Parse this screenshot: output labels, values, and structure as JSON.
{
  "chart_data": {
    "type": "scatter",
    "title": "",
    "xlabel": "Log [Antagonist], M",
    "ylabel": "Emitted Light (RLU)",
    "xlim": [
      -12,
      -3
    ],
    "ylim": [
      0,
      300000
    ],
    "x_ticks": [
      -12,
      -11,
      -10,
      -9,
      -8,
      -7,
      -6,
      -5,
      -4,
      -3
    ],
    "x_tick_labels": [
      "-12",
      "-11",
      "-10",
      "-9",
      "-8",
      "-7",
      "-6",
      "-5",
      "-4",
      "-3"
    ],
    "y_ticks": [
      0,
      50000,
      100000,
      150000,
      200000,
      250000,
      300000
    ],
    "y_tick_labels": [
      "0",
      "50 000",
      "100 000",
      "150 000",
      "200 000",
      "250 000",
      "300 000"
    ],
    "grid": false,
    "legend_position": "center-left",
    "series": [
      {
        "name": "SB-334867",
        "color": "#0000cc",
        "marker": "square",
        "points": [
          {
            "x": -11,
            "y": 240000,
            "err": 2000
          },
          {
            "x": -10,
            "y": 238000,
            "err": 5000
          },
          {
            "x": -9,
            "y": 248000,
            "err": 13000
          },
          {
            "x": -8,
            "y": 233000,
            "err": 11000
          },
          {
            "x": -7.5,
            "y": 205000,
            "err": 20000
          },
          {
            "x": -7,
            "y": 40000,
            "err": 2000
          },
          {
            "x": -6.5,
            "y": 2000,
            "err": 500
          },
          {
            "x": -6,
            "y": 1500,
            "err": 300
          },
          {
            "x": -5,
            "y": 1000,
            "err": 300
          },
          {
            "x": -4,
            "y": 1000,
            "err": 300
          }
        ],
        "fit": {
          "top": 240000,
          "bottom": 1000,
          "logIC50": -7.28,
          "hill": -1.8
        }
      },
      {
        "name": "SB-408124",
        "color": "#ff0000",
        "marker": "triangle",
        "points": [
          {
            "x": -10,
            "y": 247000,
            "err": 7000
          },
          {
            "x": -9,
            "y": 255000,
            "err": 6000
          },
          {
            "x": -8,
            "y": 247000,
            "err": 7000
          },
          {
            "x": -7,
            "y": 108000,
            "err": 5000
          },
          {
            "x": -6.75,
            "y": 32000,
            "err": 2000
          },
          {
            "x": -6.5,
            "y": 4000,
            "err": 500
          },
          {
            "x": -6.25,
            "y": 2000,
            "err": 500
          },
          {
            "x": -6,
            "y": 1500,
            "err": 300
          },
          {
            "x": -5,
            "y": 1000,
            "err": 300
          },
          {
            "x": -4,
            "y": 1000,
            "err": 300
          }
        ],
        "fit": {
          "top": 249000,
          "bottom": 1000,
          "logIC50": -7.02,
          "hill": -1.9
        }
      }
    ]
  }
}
* * *
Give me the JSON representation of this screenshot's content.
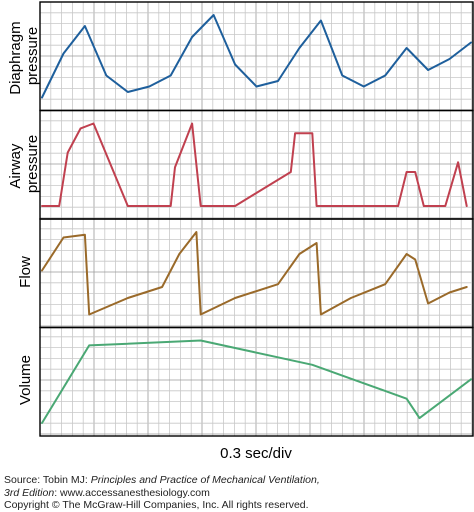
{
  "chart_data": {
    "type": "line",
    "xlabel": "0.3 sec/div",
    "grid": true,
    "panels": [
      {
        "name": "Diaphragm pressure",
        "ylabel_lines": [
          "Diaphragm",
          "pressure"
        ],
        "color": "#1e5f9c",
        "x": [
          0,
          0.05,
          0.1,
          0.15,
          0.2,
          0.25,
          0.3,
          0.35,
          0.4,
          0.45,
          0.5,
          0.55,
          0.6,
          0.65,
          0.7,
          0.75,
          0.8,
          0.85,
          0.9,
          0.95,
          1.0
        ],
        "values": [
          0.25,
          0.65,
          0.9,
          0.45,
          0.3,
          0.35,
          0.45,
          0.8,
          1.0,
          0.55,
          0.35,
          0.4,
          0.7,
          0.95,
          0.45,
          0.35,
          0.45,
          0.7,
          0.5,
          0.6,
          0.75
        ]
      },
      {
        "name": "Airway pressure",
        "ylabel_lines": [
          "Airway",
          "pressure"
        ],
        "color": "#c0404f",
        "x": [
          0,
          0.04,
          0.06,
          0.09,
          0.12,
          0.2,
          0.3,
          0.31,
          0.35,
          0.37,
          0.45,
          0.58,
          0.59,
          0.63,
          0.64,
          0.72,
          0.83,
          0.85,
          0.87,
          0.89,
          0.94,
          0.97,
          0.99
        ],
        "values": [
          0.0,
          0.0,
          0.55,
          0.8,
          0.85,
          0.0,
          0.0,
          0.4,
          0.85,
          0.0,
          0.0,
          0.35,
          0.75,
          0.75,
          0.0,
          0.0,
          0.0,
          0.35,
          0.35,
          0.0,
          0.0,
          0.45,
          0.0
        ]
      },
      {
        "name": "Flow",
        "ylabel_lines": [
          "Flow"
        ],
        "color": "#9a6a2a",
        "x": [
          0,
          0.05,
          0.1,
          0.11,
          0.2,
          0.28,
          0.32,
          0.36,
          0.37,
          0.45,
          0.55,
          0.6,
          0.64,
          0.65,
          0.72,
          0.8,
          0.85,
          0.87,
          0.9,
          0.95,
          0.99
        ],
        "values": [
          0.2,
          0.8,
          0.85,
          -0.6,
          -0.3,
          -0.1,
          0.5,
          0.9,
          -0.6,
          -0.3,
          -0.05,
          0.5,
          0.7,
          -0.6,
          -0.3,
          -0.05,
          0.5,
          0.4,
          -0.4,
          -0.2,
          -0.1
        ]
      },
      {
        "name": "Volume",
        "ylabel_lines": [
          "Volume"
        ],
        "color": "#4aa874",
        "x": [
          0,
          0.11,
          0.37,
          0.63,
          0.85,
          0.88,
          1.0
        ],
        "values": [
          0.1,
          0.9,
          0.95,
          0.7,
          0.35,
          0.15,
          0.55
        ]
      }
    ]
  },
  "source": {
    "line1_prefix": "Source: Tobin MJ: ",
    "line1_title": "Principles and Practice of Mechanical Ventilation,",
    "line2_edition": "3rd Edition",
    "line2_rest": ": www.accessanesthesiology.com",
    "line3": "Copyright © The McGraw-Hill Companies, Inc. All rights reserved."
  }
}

> [PROBLEM REQUIREMENTS]: Scan the entries above for the word "Diaphragm" and collect each line holding it.

> [OUTPUT OF THE EXERCISE]:
        "name": "Diaphragm pressure",
          "Diaphragm",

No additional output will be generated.